> TASK
Select from the data all lines with the word "death".

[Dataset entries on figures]
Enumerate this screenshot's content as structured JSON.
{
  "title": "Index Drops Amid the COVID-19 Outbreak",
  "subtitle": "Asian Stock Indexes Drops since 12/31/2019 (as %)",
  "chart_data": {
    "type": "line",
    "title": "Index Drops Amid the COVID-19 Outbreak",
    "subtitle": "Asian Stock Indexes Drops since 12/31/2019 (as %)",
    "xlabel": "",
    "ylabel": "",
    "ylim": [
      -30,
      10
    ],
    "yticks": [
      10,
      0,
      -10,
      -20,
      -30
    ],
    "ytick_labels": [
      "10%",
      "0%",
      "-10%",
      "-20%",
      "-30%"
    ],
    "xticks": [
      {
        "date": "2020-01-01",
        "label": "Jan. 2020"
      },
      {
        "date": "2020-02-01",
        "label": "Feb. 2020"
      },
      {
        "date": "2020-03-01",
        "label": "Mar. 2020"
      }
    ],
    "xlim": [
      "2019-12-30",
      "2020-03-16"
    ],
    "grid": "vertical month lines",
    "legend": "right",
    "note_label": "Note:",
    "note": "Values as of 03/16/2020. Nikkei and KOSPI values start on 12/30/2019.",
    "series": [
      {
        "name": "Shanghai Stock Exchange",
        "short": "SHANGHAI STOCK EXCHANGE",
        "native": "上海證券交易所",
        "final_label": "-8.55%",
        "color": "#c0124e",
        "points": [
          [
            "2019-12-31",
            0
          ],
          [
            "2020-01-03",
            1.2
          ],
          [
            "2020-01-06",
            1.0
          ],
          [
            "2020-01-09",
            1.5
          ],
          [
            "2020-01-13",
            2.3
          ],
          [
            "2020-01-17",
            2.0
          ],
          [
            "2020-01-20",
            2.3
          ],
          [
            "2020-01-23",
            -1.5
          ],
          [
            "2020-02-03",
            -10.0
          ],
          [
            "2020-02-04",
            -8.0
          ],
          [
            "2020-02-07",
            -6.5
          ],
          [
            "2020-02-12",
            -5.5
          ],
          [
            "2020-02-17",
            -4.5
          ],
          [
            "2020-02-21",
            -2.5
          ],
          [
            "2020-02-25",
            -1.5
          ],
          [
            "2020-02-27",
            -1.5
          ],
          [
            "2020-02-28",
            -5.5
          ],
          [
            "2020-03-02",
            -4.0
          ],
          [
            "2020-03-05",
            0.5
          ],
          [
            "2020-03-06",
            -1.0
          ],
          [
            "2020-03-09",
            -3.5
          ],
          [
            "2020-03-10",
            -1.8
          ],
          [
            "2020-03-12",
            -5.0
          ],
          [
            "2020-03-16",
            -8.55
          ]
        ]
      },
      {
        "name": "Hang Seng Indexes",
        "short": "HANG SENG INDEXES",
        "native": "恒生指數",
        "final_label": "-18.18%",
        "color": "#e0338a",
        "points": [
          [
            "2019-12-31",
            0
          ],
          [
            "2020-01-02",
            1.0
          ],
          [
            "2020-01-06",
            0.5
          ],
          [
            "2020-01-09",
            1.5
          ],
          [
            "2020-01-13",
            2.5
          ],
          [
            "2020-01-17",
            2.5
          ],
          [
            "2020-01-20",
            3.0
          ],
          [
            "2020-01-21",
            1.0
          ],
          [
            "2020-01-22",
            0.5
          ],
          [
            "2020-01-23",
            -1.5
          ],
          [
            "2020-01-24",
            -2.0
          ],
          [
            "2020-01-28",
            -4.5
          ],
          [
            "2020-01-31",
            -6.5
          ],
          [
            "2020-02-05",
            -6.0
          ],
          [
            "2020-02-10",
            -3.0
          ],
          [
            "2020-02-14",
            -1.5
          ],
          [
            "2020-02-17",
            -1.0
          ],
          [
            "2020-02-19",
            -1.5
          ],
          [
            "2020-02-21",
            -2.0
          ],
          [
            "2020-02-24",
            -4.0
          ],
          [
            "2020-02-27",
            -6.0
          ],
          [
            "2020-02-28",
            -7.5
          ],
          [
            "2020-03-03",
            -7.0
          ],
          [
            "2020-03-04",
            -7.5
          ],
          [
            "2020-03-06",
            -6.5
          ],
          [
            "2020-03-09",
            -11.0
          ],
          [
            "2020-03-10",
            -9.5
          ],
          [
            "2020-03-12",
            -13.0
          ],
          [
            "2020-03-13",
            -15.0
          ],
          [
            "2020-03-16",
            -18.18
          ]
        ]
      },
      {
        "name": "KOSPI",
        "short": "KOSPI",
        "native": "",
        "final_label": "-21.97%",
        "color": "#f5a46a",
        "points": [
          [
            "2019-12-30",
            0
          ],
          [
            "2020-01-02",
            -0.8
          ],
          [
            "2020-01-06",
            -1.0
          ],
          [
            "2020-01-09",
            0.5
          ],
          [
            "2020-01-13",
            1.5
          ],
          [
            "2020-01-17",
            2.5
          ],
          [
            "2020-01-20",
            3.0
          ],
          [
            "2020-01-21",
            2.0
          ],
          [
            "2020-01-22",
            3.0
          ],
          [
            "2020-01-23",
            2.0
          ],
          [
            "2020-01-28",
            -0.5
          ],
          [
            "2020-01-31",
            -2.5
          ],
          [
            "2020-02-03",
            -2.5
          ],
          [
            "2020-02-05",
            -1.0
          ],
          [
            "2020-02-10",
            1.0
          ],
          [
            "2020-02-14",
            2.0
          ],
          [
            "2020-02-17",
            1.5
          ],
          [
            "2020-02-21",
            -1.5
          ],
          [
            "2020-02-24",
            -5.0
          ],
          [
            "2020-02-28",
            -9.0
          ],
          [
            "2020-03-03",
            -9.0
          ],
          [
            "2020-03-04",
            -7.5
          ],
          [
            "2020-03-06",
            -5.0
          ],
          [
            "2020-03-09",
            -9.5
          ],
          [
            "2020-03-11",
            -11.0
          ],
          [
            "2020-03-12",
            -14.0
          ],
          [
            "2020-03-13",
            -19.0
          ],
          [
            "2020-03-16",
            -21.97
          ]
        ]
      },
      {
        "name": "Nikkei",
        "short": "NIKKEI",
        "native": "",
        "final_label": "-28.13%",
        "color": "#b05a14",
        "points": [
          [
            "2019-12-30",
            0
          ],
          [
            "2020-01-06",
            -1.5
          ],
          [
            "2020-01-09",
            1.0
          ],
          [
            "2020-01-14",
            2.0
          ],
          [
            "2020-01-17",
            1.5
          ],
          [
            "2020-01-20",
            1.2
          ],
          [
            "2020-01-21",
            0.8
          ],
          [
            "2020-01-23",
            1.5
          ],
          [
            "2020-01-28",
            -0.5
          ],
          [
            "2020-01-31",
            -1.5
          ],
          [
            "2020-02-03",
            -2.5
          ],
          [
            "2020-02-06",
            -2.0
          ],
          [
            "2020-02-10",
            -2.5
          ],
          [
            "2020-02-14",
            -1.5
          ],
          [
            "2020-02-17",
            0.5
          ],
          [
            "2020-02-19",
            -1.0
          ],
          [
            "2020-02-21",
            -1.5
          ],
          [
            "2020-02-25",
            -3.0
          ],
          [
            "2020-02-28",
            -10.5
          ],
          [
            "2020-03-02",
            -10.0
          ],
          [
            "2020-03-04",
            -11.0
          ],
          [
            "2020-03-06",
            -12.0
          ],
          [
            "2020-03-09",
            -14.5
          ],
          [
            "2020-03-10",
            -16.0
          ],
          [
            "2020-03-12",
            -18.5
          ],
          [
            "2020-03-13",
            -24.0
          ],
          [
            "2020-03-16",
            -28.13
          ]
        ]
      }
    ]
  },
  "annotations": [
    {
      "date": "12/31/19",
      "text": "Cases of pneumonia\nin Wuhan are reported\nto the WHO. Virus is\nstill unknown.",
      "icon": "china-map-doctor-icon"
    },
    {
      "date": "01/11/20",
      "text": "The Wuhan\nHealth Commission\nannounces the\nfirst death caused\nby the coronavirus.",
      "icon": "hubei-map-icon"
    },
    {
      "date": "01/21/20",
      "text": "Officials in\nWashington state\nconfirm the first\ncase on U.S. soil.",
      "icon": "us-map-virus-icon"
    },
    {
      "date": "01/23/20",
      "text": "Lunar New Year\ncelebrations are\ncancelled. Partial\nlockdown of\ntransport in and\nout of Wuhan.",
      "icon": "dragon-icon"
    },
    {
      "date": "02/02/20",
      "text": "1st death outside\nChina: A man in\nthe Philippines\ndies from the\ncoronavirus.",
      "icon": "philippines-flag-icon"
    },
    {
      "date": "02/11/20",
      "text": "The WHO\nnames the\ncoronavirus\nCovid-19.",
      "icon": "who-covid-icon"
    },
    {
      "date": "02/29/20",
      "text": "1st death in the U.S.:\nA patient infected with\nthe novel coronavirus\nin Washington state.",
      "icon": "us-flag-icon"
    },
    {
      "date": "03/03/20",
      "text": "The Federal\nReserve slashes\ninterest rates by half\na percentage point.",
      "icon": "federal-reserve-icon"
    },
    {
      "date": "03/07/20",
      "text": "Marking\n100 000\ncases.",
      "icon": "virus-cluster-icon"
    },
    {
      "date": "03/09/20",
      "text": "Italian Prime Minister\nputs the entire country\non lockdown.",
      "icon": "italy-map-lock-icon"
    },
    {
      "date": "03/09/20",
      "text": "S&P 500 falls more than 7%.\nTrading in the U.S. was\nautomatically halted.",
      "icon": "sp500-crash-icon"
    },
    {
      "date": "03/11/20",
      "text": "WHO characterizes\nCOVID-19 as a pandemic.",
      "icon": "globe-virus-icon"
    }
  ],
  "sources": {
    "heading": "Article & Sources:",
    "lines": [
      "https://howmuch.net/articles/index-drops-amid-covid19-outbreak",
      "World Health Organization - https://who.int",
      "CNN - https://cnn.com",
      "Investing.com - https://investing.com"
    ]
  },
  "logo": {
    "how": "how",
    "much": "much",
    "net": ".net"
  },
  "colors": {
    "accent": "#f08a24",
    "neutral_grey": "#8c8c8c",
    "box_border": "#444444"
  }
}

---

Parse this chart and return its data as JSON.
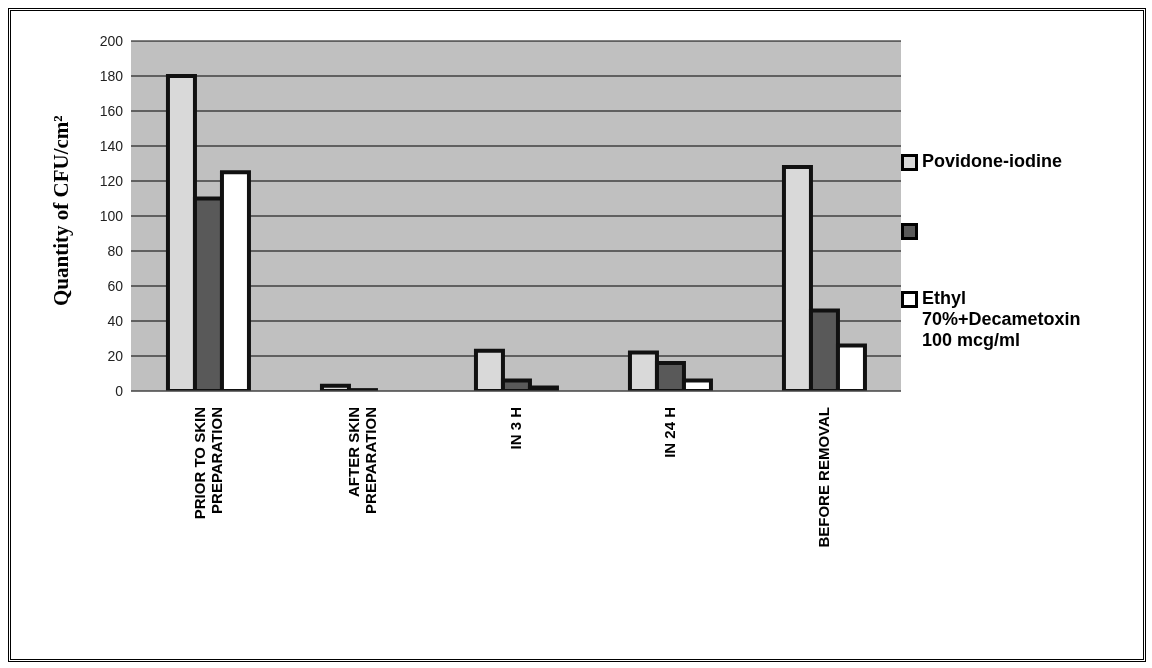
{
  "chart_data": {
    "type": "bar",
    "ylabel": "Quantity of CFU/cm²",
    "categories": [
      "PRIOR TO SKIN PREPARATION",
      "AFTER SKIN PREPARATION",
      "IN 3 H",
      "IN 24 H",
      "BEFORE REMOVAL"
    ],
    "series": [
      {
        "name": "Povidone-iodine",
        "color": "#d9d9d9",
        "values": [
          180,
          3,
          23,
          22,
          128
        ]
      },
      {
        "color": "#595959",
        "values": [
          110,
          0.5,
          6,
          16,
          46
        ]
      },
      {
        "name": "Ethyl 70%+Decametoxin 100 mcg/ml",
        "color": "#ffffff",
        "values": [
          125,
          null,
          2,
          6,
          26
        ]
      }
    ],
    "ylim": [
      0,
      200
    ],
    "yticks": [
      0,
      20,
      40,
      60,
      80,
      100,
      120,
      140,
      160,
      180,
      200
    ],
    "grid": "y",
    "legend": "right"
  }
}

--

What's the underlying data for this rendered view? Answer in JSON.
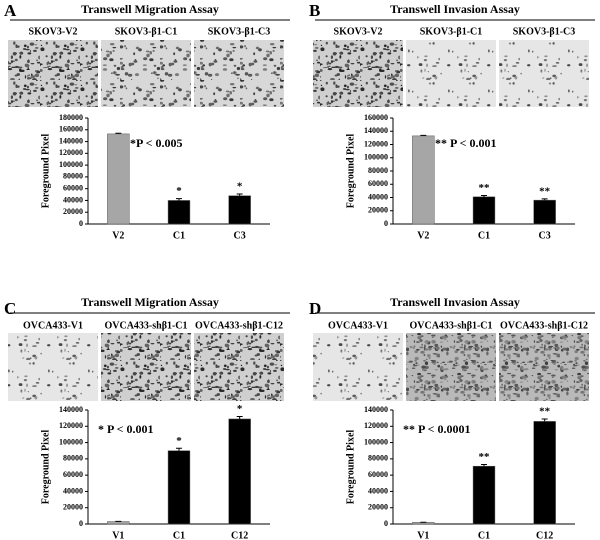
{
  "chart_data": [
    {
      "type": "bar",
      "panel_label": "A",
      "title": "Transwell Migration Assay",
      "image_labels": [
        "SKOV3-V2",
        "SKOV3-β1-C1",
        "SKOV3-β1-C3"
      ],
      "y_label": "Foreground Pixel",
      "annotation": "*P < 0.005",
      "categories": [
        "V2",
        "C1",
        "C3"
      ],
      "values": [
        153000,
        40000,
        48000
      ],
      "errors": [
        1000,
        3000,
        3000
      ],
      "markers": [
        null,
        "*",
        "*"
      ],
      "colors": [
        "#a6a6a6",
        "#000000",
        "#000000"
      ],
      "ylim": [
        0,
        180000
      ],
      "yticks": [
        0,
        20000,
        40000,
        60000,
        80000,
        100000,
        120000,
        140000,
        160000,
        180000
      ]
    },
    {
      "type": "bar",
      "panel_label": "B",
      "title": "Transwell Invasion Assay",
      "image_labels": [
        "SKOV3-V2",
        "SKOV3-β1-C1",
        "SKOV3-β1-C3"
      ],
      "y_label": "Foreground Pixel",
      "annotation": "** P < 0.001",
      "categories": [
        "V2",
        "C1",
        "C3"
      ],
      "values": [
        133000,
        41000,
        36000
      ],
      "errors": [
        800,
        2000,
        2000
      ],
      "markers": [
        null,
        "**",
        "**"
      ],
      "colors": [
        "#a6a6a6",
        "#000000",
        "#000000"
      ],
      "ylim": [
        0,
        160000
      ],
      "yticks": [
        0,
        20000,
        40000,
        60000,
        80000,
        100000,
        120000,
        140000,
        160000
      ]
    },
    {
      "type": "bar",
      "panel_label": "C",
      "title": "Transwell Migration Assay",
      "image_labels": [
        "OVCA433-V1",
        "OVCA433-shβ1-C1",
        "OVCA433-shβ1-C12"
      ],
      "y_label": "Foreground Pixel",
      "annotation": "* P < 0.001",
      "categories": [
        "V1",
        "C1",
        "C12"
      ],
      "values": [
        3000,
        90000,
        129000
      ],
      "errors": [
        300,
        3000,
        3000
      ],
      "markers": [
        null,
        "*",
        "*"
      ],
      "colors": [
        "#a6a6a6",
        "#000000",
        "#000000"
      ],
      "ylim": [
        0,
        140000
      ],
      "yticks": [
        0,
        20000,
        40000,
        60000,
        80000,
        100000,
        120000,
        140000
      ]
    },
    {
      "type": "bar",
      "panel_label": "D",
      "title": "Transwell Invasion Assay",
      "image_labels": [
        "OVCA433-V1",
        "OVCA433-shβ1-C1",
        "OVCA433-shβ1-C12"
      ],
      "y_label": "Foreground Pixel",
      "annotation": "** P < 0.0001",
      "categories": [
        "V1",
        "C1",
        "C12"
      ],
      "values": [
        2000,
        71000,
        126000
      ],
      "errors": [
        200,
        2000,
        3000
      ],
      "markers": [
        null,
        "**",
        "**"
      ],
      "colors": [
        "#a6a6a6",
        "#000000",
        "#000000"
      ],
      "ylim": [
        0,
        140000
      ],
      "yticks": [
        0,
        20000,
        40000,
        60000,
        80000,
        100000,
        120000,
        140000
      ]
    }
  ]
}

> RESPONSE TO THE TASK
      "text": "The Wuhan\nHealth Commission\nannounces the\nfirst death caused\nby the coronavirus.",
      "text": "1st death outside\nChina: A man in\nthe Philippines\ndies from the\ncoronavirus.",
      "text": "1st death in the U.S.:\nA patient infected with\nthe novel coronavirus\nin Washington state.",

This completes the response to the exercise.